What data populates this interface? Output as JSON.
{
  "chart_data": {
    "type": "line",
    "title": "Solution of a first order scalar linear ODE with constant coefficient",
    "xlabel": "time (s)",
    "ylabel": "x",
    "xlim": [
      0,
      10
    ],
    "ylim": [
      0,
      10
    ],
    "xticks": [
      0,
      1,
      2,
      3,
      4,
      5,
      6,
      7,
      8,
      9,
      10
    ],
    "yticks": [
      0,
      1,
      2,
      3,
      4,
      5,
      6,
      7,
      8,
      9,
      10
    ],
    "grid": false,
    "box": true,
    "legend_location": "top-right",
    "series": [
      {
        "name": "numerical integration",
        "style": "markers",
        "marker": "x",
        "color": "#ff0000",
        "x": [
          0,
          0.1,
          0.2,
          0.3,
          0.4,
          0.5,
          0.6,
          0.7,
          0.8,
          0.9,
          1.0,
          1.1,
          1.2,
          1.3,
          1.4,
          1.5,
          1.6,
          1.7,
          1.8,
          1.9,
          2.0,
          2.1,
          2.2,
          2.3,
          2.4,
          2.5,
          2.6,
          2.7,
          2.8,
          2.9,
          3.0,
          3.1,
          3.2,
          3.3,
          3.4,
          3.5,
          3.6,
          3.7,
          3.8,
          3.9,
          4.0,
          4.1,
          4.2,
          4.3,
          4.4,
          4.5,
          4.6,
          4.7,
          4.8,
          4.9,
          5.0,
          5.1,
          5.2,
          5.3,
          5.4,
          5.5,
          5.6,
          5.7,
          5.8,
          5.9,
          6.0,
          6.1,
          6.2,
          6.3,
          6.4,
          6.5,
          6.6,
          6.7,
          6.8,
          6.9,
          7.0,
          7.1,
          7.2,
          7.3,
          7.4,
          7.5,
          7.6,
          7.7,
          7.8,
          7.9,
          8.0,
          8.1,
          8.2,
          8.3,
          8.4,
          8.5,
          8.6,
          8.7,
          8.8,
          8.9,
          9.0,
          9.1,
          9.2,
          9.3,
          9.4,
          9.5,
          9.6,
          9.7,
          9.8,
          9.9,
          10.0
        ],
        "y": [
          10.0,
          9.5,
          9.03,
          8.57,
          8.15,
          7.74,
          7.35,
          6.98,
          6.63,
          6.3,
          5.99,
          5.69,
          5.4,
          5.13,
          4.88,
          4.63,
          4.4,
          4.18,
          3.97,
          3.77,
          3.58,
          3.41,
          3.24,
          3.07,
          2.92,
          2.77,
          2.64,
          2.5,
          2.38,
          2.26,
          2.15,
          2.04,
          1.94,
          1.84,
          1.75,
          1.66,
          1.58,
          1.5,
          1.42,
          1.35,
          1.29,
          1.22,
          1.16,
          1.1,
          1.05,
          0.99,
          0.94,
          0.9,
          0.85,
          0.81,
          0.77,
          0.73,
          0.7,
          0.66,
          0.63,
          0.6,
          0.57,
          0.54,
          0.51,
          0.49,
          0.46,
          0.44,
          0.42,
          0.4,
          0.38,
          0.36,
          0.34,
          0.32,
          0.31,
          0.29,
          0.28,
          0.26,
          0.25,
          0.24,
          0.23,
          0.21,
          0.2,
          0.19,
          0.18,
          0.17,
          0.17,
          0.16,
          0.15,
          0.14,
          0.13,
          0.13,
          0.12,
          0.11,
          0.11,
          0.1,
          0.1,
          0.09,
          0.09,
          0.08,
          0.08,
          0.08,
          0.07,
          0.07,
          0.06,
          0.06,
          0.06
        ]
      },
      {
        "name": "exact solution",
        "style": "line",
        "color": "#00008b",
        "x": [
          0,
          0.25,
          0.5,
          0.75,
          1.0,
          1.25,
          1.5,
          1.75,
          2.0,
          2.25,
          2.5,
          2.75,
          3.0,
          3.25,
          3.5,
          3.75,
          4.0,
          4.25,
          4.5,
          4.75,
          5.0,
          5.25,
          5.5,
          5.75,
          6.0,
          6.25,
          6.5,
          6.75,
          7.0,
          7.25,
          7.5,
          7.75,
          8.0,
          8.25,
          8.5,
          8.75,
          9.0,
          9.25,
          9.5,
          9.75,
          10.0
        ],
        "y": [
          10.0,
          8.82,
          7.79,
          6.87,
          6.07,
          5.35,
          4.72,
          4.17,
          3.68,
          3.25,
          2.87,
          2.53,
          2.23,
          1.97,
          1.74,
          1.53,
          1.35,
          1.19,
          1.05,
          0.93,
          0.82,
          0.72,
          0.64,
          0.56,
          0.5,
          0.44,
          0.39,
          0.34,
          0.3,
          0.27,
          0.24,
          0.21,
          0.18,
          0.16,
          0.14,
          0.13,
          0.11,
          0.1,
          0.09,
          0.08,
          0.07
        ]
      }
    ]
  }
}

___

[WHAT YOU WILL DO] Restate the data above word for word.

[FINISHED EXERCISE]
What data populates this interface? Output as JSON.
{
  "chart_data": {
    "type": "line",
    "title": "Solution of a first order scalar linear ODE with constant coefficient",
    "xlabel": "time (s)",
    "ylabel": "x",
    "xlim": [
      0,
      10
    ],
    "ylim": [
      0,
      10
    ],
    "xticks": [
      0,
      1,
      2,
      3,
      4,
      5,
      6,
      7,
      8,
      9,
      10
    ],
    "yticks": [
      0,
      1,
      2,
      3,
      4,
      5,
      6,
      7,
      8,
      9,
      10
    ],
    "grid": false,
    "box": true,
    "legend_location": "top-right",
    "series": [
      {
        "name": "numerical integration",
        "style": "markers",
        "marker": "x",
        "color": "#ff0000",
        "x": [
          0,
          0.1,
          0.2,
          0.3,
          0.4,
          0.5,
          0.6,
          0.7,
          0.8,
          0.9,
          1.0,
          1.1,
          1.2,
          1.3,
          1.4,
          1.5,
          1.6,
          1.7,
          1.8,
          1.9,
          2.0,
          2.1,
          2.2,
          2.3,
          2.4,
          2.5,
          2.6,
          2.7,
          2.8,
          2.9,
          3.0,
          3.1,
          3.2,
          3.3,
          3.4,
          3.5,
          3.6,
          3.7,
          3.8,
          3.9,
          4.0,
          4.1,
          4.2,
          4.3,
          4.4,
          4.5,
          4.6,
          4.7,
          4.8,
          4.9,
          5.0,
          5.1,
          5.2,
          5.3,
          5.4,
          5.5,
          5.6,
          5.7,
          5.8,
          5.9,
          6.0,
          6.1,
          6.2,
          6.3,
          6.4,
          6.5,
          6.6,
          6.7,
          6.8,
          6.9,
          7.0,
          7.1,
          7.2,
          7.3,
          7.4,
          7.5,
          7.6,
          7.7,
          7.8,
          7.9,
          8.0,
          8.1,
          8.2,
          8.3,
          8.4,
          8.5,
          8.6,
          8.7,
          8.8,
          8.9,
          9.0,
          9.1,
          9.2,
          9.3,
          9.4,
          9.5,
          9.6,
          9.7,
          9.8,
          9.9,
          10.0
        ],
        "y": [
          10.0,
          9.5,
          9.03,
          8.57,
          8.15,
          7.74,
          7.35,
          6.98,
          6.63,
          6.3,
          5.99,
          5.69,
          5.4,
          5.13,
          4.88,
          4.63,
          4.4,
          4.18,
          3.97,
          3.77,
          3.58,
          3.41,
          3.24,
          3.07,
          2.92,
          2.77,
          2.64,
          2.5,
          2.38,
          2.26,
          2.15,
          2.04,
          1.94,
          1.84,
          1.75,
          1.66,
          1.58,
          1.5,
          1.42,
          1.35,
          1.29,
          1.22,
          1.16,
          1.1,
          1.05,
          0.99,
          0.94,
          0.9,
          0.85,
          0.81,
          0.77,
          0.73,
          0.7,
          0.66,
          0.63,
          0.6,
          0.57,
          0.54,
          0.51,
          0.49,
          0.46,
          0.44,
          0.42,
          0.4,
          0.38,
          0.36,
          0.34,
          0.32,
          0.31,
          0.29,
          0.28,
          0.26,
          0.25,
          0.24,
          0.23,
          0.21,
          0.2,
          0.19,
          0.18,
          0.17,
          0.17,
          0.16,
          0.15,
          0.14,
          0.13,
          0.13,
          0.12,
          0.11,
          0.11,
          0.1,
          0.1,
          0.09,
          0.09,
          0.08,
          0.08,
          0.08,
          0.07,
          0.07,
          0.06,
          0.06,
          0.06
        ]
      },
      {
        "name": "exact solution",
        "style": "line",
        "color": "#00008b",
        "x": [
          0,
          0.25,
          0.5,
          0.75,
          1.0,
          1.25,
          1.5,
          1.75,
          2.0,
          2.25,
          2.5,
          2.75,
          3.0,
          3.25,
          3.5,
          3.75,
          4.0,
          4.25,
          4.5,
          4.75,
          5.0,
          5.25,
          5.5,
          5.75,
          6.0,
          6.25,
          6.5,
          6.75,
          7.0,
          7.25,
          7.5,
          7.75,
          8.0,
          8.25,
          8.5,
          8.75,
          9.0,
          9.25,
          9.5,
          9.75,
          10.0
        ],
        "y": [
          10.0,
          8.82,
          7.79,
          6.87,
          6.07,
          5.35,
          4.72,
          4.17,
          3.68,
          3.25,
          2.87,
          2.53,
          2.23,
          1.97,
          1.74,
          1.53,
          1.35,
          1.19,
          1.05,
          0.93,
          0.82,
          0.72,
          0.64,
          0.56,
          0.5,
          0.44,
          0.39,
          0.34,
          0.3,
          0.27,
          0.24,
          0.21,
          0.18,
          0.16,
          0.14,
          0.13,
          0.11,
          0.1,
          0.09,
          0.08,
          0.07
        ]
      }
    ]
  }
}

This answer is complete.